RECORDED INFORMATION:

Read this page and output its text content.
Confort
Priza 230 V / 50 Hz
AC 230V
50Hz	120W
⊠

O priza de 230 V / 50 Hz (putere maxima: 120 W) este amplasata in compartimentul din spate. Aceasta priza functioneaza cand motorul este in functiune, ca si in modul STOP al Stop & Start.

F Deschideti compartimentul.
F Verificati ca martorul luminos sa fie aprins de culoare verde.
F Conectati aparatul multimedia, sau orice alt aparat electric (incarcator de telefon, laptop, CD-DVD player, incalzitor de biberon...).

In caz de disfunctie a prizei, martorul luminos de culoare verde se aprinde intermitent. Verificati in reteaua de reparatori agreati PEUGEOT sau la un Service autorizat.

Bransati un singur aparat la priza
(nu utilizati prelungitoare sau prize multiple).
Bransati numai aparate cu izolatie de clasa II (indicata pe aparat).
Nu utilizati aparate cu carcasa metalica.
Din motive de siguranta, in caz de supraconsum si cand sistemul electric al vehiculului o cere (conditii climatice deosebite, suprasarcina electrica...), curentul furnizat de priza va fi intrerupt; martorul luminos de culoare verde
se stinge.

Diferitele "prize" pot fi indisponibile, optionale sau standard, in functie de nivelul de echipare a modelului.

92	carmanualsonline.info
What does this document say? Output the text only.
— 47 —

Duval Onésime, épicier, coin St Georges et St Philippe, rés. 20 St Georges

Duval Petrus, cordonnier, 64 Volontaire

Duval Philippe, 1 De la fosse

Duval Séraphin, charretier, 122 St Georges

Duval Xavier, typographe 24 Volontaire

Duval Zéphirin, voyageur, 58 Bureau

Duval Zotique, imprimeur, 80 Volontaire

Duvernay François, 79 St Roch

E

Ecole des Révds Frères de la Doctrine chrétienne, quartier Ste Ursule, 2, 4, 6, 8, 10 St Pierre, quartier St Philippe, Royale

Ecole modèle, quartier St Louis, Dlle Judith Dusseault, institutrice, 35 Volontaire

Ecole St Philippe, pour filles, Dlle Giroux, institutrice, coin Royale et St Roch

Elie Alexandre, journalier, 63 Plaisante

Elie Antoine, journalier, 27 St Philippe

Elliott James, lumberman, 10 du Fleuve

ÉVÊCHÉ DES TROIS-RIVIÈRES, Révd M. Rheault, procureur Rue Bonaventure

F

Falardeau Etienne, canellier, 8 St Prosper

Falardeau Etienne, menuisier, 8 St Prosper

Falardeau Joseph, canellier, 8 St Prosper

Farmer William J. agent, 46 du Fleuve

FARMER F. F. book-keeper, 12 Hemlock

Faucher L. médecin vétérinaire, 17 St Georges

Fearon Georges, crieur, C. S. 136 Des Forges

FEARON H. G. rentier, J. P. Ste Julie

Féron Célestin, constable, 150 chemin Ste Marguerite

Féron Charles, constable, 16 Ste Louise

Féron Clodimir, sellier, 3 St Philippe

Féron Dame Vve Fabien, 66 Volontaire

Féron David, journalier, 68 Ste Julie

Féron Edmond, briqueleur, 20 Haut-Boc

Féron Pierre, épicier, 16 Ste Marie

WRITTEN EXERCISE: Your answer should be a single number: the count of lines in the material above that contain "this".

ANSWER TO THE PROBLEM: 2